---------- RECORDS FOR THE EXERCISE

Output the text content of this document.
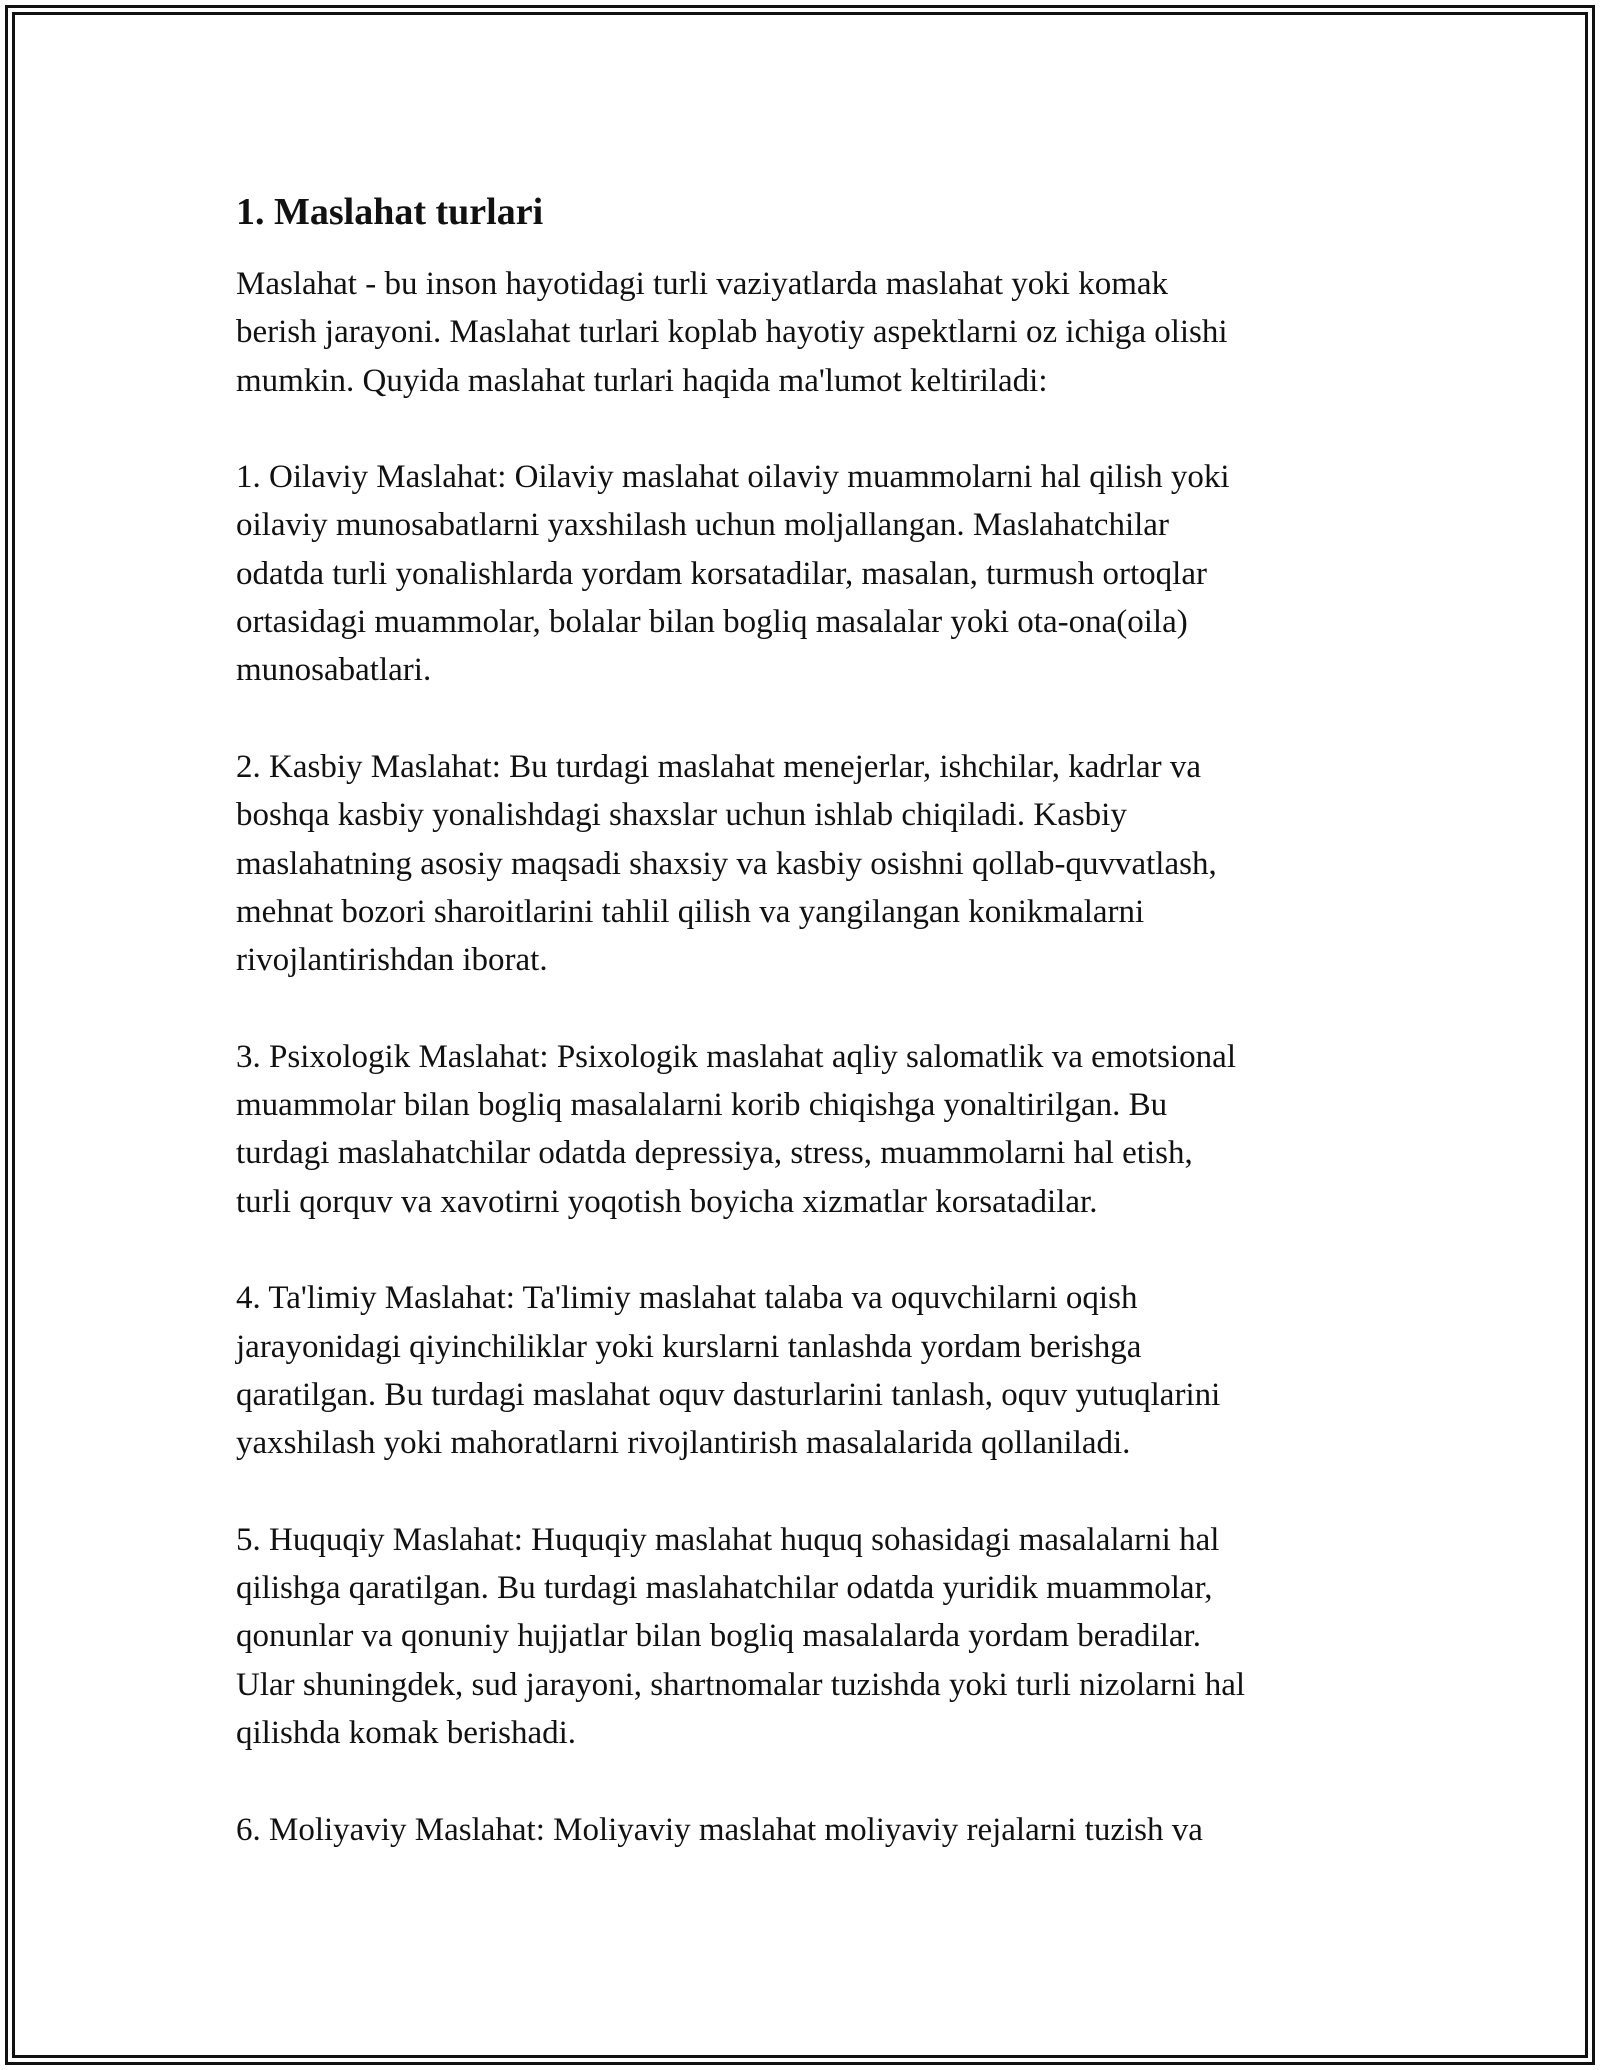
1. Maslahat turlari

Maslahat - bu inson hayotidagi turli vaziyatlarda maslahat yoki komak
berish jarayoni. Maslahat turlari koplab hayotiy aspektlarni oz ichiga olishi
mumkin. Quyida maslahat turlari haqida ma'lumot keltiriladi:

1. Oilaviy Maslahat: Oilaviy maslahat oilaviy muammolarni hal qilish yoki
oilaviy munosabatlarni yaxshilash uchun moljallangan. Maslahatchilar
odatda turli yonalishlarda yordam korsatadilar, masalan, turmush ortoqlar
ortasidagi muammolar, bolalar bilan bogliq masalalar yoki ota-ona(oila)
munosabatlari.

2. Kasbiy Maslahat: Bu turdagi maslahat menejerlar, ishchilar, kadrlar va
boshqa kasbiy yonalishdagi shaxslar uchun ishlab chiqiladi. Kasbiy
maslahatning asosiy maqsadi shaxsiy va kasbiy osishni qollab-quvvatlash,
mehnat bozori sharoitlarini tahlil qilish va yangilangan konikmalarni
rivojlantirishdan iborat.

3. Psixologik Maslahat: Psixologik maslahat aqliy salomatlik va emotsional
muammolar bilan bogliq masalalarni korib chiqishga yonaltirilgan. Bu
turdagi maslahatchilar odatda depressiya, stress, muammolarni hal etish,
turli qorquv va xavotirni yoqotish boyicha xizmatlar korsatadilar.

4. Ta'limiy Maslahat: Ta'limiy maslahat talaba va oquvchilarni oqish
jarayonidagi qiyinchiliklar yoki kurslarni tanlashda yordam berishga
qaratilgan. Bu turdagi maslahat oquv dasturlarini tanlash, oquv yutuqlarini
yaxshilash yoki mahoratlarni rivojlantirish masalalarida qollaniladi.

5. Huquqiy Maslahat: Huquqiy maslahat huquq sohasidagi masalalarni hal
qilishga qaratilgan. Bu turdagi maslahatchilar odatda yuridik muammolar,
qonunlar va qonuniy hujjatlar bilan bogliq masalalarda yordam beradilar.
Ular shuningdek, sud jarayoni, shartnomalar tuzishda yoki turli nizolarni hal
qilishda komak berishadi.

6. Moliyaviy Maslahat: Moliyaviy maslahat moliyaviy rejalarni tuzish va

--------------------
---------- RECORDS FOR THE EXERCISE

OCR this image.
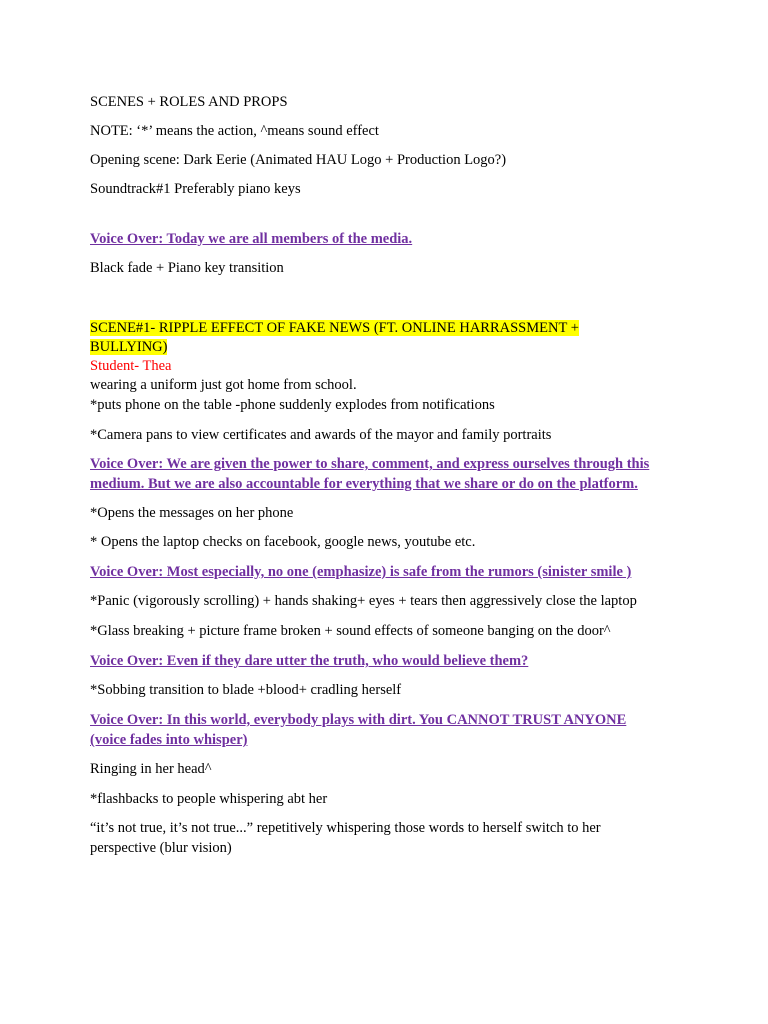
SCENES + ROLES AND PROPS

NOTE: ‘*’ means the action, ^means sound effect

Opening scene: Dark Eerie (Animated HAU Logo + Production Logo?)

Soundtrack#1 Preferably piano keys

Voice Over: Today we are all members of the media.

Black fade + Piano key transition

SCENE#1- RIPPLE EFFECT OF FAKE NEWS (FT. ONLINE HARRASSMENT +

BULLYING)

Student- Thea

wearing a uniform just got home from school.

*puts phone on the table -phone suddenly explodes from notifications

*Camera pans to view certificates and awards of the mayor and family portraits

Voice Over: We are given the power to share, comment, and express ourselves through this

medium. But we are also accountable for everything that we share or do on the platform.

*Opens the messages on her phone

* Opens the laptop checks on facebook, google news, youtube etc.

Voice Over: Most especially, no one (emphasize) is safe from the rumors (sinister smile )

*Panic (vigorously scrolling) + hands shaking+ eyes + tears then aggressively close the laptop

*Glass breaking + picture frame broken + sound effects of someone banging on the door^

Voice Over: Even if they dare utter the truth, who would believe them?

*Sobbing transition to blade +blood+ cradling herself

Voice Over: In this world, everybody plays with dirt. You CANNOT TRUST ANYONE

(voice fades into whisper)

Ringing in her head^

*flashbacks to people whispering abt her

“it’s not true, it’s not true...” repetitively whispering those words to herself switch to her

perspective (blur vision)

--------------------
---------- RECORDS FOR THE EXERCISE

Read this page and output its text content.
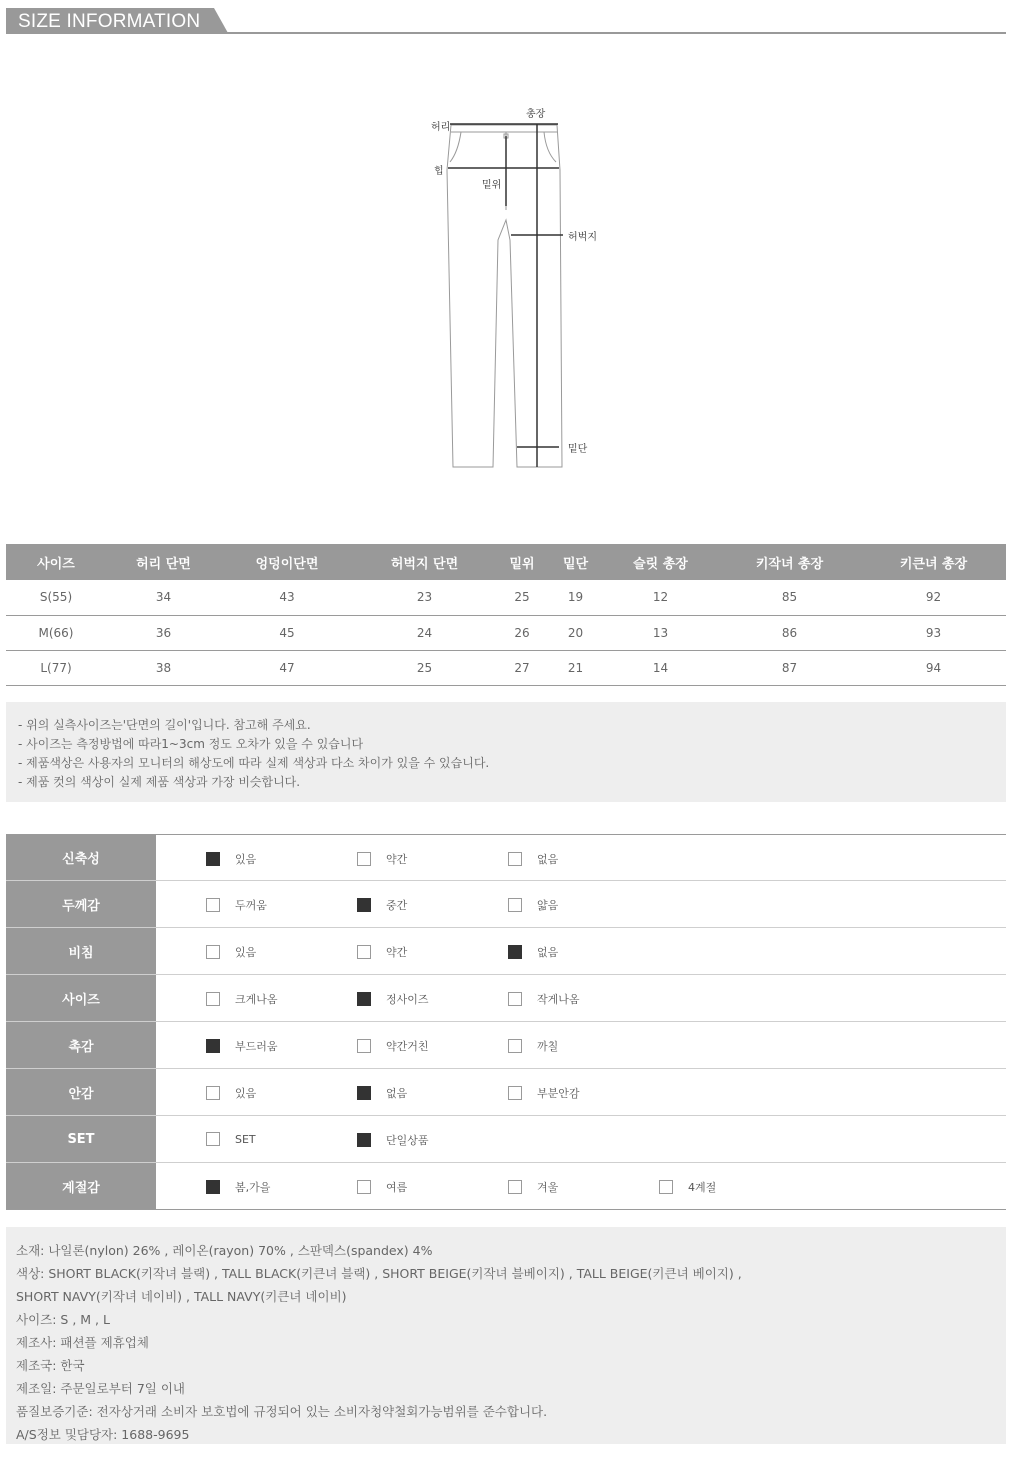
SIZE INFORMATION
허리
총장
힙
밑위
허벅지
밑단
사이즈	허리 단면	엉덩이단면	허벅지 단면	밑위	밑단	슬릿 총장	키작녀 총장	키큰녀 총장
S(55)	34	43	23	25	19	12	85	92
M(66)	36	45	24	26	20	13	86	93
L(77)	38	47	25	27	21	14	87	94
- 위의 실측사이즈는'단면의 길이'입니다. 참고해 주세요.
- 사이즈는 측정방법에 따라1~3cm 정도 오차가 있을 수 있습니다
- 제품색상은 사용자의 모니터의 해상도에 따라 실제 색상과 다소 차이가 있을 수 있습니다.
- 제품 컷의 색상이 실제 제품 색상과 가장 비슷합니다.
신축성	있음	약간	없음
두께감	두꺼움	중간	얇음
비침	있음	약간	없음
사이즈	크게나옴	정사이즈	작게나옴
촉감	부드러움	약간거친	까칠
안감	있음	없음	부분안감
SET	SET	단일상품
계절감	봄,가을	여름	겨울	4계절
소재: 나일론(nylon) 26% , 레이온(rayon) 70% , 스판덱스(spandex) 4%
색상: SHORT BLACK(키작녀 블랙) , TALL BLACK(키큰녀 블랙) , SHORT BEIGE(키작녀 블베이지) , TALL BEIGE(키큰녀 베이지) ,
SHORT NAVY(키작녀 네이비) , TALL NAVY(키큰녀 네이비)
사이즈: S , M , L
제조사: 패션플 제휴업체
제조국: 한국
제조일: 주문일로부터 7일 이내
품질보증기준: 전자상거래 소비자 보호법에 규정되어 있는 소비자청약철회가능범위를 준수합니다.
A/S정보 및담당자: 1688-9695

--------------------

List each line holding the string "yaxshilash".

oilaviy munosabatlarni yaxshilash uchun moljallangan. Maslahatchilar
yaxshilash yoki mahoratlarni rivojlantirish masalalarida qollaniladi.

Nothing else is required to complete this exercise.